== Records for this task ==
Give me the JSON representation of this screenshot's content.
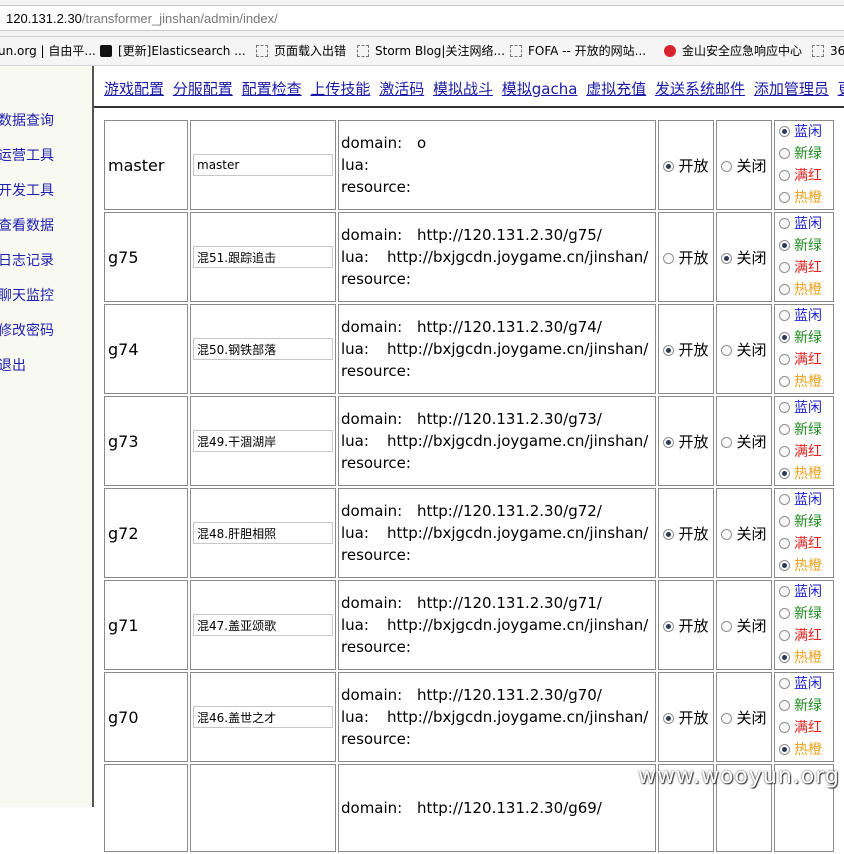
{
  "browser": {
    "url_host": "120.131.2.30",
    "url_path": "/transformer_jinshan/admin/index/",
    "bookmarks": [
      {
        "label": "un.org | 自由平...",
        "icon": "none"
      },
      {
        "label": "[更新]Elasticsearch ...",
        "icon": "bookmark-icon"
      },
      {
        "label": "页面载入出错",
        "icon": "page-icon"
      },
      {
        "label": "Storm Blog|关注网络...",
        "icon": "page-icon"
      },
      {
        "label": "FOFA -- 开放的网站...",
        "icon": "page-icon"
      },
      {
        "label": "金山安全应急响应中心",
        "icon": "kingsoft-icon"
      },
      {
        "label": "36",
        "icon": "page-icon"
      }
    ]
  },
  "sidebar": {
    "items": [
      {
        "label": "数据查询"
      },
      {
        "label": "运营工具"
      },
      {
        "label": "开发工具"
      },
      {
        "label": "查看数据"
      },
      {
        "label": "日志记录"
      },
      {
        "label": "聊天监控"
      },
      {
        "label": "修改密码"
      },
      {
        "label": "退出"
      }
    ]
  },
  "topnav": {
    "items": [
      {
        "label": "游戏配置"
      },
      {
        "label": "分服配置"
      },
      {
        "label": "配置检查"
      },
      {
        "label": "上传技能"
      },
      {
        "label": "激活码"
      },
      {
        "label": "模拟战斗"
      },
      {
        "label": "模拟gacha"
      },
      {
        "label": "虚拟充值"
      },
      {
        "label": "发送系统邮件"
      },
      {
        "label": "添加管理员"
      },
      {
        "label": "更"
      }
    ]
  },
  "table": {
    "labels": {
      "domain": "domain:",
      "lua": "lua:",
      "resource": "resource:",
      "open": "开放",
      "close": "关闭",
      "tag_blue": "蓝闲",
      "tag_green": "新绿",
      "tag_red": "满红",
      "tag_orange": "热橙"
    },
    "rows": [
      {
        "id": "master",
        "name": "master",
        "domain": "o",
        "lua": "",
        "status": "open",
        "tag": "blue"
      },
      {
        "id": "g75",
        "name": "混51.跟踪追击",
        "domain": "http://120.131.2.30/g75/",
        "lua": "http://bxjgcdn.joygame.cn/jinshan/",
        "status": "close",
        "tag": "green"
      },
      {
        "id": "g74",
        "name": "混50.钢铁部落",
        "domain": "http://120.131.2.30/g74/",
        "lua": "http://bxjgcdn.joygame.cn/jinshan/",
        "status": "open",
        "tag": "green"
      },
      {
        "id": "g73",
        "name": "混49.干涸湖岸",
        "domain": "http://120.131.2.30/g73/",
        "lua": "http://bxjgcdn.joygame.cn/jinshan/",
        "status": "open",
        "tag": "orange"
      },
      {
        "id": "g72",
        "name": "混48.肝胆相照",
        "domain": "http://120.131.2.30/g72/",
        "lua": "http://bxjgcdn.joygame.cn/jinshan/",
        "status": "open",
        "tag": "orange"
      },
      {
        "id": "g71",
        "name": "混47.盖亚颂歌",
        "domain": "http://120.131.2.30/g71/",
        "lua": "http://bxjgcdn.joygame.cn/jinshan/",
        "status": "open",
        "tag": "orange"
      },
      {
        "id": "g70",
        "name": "混46.盖世之才",
        "domain": "http://120.131.2.30/g70/",
        "lua": "http://bxjgcdn.joygame.cn/jinshan/",
        "status": "open",
        "tag": "orange"
      },
      {
        "id": "",
        "name": "",
        "domain": "http://120.131.2.30/g69/",
        "lua": "",
        "status": "",
        "tag": ""
      }
    ]
  },
  "watermark": "www.wooyun.org",
  "colors": {
    "link": "#1a1aa6",
    "blue": "#1f1fd0",
    "green": "#1e8a1e",
    "red": "#e0221d",
    "orange": "#f0a220"
  }
}
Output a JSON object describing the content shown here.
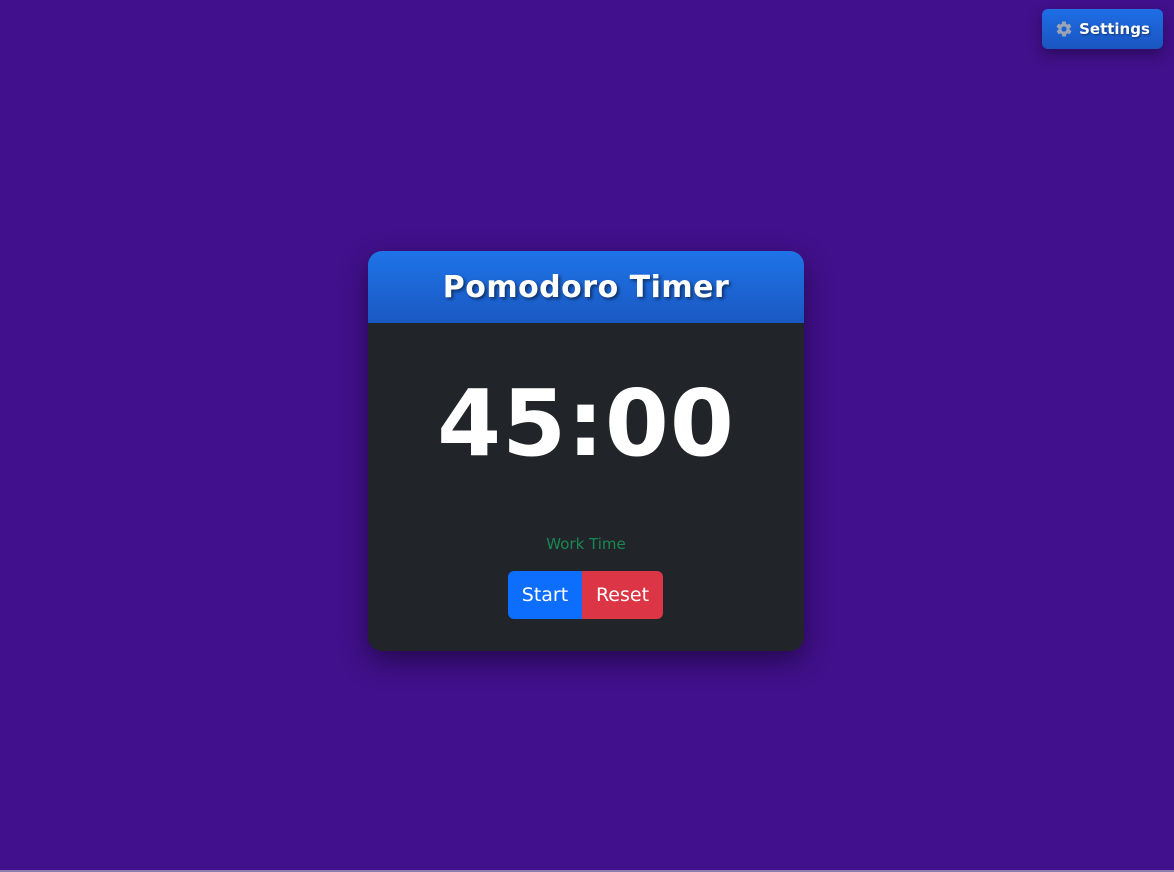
===
*Instructions for the task:*
Filter the entries and copy out every line with the word "domain".

*Task output:*
      "domain": "domain:",
        "domain": "o",
        "domain": "http://120.131.2.30/g75/",
        "domain": "http://120.131.2.30/g74/",
        "domain": "http://120.131.2.30/g73/",
        "domain": "http://120.131.2.30/g72/",
        "domain": "http://120.131.2.30/g71/",
        "domain": "http://120.131.2.30/g70/",
        "domain": "http://120.131.2.30/g69/",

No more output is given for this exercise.